>> BEGIN MATERIAL FOR THE TASK

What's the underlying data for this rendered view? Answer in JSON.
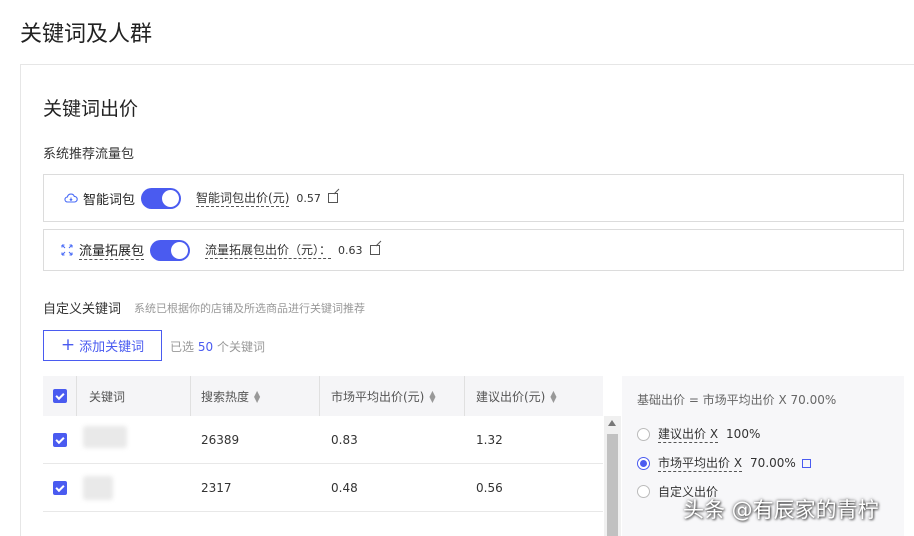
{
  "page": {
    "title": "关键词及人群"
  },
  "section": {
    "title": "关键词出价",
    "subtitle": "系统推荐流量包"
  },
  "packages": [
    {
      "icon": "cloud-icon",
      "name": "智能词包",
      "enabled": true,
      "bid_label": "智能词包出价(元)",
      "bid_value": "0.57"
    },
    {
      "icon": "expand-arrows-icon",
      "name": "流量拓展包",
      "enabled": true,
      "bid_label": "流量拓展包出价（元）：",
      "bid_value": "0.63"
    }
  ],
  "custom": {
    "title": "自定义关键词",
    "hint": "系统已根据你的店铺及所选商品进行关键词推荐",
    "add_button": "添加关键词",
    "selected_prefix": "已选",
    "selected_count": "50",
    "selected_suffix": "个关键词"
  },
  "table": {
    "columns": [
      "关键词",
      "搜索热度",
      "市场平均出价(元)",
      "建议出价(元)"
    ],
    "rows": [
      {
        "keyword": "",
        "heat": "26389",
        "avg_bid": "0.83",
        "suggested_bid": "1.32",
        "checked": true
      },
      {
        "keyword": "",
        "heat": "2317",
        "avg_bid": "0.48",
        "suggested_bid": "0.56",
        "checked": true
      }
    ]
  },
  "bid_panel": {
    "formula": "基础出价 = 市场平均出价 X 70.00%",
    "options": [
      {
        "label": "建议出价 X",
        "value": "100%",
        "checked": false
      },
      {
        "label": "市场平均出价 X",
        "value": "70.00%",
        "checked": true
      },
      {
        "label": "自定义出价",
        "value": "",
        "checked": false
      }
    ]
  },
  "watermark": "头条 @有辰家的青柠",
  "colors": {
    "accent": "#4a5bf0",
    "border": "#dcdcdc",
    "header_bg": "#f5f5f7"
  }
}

>> END MATERIAL FOR THE TASK
>> BEGIN MATERIAL FOR THE TASK

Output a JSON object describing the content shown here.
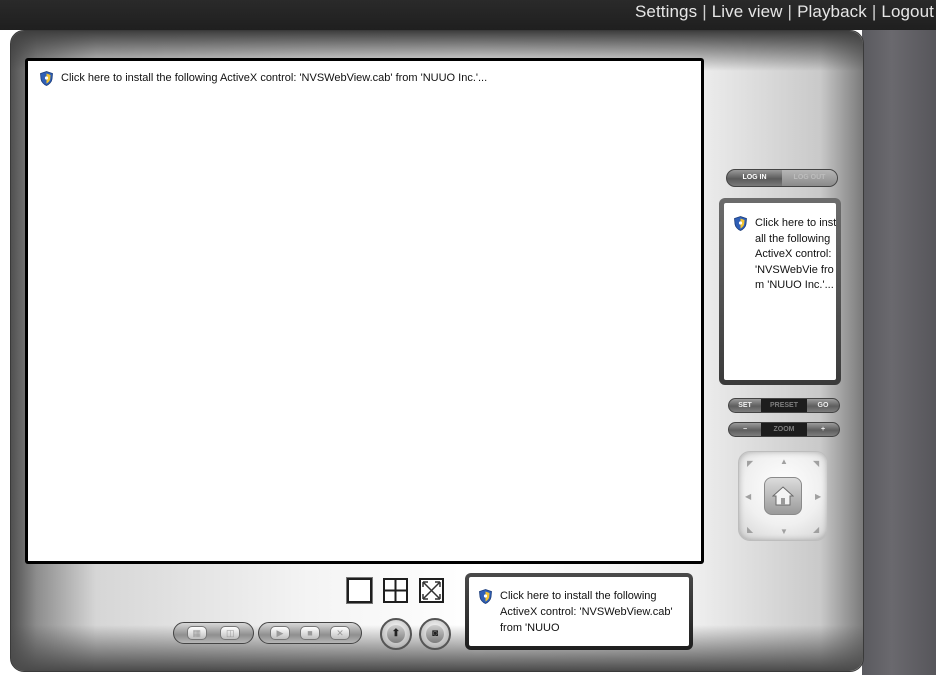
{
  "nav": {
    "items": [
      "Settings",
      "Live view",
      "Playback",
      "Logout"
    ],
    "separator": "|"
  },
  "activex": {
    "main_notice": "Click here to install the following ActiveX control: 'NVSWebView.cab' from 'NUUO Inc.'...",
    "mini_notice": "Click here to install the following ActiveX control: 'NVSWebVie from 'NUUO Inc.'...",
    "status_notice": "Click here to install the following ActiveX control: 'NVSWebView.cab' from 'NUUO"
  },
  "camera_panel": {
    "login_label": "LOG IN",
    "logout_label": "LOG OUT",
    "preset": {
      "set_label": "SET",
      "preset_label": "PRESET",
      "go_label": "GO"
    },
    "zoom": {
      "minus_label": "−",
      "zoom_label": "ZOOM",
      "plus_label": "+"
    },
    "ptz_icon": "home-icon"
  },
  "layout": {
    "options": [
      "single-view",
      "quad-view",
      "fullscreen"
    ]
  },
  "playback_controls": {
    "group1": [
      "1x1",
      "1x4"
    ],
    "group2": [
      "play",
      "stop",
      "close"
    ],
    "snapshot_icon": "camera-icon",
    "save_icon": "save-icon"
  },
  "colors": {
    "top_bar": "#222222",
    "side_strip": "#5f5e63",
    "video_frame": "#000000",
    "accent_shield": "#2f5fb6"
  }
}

>> END MATERIAL FOR THE TASK
>> BEGIN MATERIAL FOR THE TASK

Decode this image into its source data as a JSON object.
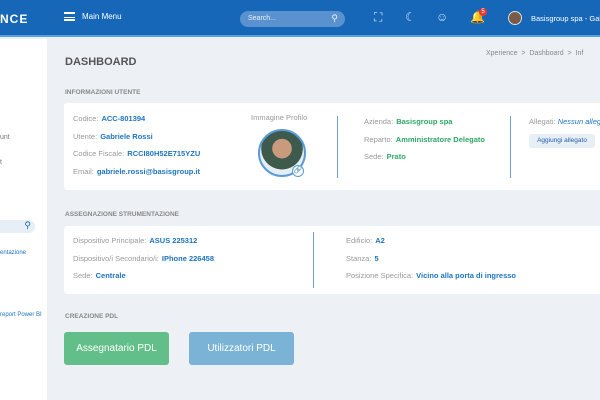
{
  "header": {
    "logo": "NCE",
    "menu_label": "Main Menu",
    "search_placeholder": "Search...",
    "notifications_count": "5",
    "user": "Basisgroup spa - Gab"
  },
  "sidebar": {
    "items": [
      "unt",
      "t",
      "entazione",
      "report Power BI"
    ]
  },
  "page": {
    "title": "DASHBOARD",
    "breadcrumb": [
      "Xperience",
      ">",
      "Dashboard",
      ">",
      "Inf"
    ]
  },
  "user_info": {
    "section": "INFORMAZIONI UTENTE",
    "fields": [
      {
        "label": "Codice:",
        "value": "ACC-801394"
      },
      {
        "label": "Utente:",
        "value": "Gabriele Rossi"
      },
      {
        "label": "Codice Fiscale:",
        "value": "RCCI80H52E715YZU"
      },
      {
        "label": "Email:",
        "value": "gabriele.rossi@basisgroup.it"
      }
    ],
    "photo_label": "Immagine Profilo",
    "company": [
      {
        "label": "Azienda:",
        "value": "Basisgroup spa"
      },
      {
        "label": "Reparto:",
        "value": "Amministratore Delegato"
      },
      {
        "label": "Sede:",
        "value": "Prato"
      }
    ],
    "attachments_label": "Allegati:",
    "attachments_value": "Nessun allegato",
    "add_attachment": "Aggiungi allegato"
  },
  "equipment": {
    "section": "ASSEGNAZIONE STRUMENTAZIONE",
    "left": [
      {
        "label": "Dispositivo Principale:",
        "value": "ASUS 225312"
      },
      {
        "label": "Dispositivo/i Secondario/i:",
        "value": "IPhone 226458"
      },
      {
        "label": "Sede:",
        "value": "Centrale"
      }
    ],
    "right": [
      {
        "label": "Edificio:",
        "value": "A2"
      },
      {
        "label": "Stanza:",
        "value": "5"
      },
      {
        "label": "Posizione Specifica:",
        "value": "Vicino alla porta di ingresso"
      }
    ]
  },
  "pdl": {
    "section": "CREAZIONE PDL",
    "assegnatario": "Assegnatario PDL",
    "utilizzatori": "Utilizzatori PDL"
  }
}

>> END MATERIAL FOR THE TASK

- **EXERCISE GOAL**
Pick out all the lines with the word "Dispositivo" in them and copy them.

- **WRITTEN ANSWER**
        "label": "Dispositivo Principale:",
        "label": "Dispositivo/i Secondario/i:",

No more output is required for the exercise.